== Set problem ==
Your reply should be one number: the count of lines holding the word "INGRESOS".

== Dataset extract ==
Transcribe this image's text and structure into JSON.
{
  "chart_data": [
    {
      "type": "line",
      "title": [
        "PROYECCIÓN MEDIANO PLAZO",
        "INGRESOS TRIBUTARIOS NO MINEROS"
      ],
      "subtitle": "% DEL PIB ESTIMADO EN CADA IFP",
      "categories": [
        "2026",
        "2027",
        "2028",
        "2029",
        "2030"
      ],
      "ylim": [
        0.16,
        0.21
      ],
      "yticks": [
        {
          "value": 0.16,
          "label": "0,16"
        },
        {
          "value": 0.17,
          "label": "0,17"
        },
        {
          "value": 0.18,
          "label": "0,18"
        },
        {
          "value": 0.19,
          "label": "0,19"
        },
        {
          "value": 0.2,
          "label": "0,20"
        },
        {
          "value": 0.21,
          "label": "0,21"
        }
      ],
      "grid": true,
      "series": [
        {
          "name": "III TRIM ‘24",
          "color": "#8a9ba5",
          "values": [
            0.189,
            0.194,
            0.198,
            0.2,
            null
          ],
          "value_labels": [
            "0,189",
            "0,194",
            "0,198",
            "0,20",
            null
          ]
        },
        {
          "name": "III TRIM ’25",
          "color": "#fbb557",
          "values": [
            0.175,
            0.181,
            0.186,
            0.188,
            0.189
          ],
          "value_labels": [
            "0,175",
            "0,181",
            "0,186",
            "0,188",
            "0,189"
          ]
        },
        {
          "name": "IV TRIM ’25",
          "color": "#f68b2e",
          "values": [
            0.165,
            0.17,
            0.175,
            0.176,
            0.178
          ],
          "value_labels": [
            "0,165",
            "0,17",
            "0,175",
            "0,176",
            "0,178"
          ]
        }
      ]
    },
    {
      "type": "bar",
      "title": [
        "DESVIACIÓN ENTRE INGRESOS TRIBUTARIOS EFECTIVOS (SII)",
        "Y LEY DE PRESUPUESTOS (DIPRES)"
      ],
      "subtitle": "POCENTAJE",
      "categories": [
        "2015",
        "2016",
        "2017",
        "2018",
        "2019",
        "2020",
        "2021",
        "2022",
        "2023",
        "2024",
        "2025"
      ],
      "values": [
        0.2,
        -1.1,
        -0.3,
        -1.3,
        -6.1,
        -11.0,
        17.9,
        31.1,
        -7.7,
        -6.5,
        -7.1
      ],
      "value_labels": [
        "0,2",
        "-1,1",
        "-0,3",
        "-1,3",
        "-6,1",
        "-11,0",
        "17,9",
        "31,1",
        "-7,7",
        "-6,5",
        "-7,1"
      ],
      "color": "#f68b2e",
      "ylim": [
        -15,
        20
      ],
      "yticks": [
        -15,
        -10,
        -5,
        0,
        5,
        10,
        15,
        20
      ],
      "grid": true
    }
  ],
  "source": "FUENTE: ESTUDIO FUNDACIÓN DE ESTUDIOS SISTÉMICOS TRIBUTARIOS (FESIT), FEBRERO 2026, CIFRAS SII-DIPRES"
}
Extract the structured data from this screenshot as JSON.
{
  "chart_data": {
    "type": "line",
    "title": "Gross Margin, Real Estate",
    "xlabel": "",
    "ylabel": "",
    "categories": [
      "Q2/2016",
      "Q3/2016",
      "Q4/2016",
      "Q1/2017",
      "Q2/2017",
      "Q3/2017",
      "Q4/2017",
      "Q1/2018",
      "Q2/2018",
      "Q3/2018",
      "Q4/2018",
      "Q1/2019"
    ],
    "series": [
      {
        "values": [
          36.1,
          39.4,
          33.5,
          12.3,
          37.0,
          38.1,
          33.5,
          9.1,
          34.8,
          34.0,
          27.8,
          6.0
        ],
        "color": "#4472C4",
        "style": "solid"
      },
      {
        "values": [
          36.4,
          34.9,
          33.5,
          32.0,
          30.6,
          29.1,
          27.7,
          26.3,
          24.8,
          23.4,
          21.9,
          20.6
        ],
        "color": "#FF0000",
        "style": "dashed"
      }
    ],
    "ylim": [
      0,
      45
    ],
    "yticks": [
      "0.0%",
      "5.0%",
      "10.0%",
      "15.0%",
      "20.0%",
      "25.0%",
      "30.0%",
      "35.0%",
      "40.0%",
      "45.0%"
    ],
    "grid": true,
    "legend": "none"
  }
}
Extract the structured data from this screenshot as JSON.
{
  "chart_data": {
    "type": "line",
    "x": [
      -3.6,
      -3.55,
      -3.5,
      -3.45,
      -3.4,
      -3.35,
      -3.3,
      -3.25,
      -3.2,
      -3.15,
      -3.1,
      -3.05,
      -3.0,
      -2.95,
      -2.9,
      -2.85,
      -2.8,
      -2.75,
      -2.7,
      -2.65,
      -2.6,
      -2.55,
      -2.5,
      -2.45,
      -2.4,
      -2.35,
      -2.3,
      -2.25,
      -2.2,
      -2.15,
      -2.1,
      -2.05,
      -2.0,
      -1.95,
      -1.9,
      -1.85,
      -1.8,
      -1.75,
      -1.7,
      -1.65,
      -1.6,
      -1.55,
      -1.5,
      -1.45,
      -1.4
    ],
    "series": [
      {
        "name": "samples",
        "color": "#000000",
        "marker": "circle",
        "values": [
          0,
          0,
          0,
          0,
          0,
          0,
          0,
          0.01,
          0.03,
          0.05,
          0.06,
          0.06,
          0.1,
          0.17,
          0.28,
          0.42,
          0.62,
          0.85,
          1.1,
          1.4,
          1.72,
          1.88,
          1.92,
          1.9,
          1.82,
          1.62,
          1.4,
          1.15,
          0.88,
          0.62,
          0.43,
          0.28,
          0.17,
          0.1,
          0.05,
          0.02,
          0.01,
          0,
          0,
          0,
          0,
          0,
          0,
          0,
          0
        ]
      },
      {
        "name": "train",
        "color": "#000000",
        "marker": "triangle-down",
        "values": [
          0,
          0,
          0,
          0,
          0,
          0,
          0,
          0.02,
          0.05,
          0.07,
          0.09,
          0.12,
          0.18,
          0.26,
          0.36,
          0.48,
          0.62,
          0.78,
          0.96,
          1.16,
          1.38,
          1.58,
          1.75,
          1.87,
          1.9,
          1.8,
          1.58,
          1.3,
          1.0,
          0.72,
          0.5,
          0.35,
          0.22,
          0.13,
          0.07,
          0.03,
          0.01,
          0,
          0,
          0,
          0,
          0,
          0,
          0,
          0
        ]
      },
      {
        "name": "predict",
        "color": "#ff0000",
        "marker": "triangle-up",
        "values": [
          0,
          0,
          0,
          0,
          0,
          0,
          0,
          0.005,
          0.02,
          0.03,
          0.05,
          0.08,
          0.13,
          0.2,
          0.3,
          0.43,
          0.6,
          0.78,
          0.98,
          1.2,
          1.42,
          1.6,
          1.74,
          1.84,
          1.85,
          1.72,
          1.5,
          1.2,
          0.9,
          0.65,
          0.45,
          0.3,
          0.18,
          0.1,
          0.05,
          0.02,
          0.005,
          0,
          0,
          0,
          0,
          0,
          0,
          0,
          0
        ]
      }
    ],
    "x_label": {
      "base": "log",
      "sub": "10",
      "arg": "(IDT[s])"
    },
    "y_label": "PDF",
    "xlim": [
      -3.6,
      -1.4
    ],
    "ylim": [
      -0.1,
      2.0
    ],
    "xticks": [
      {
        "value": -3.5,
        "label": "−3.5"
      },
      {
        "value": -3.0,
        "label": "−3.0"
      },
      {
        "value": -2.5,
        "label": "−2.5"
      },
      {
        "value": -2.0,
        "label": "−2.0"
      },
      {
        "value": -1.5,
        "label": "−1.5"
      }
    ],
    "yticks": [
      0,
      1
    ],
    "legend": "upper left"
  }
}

== Result of this exercise ==
2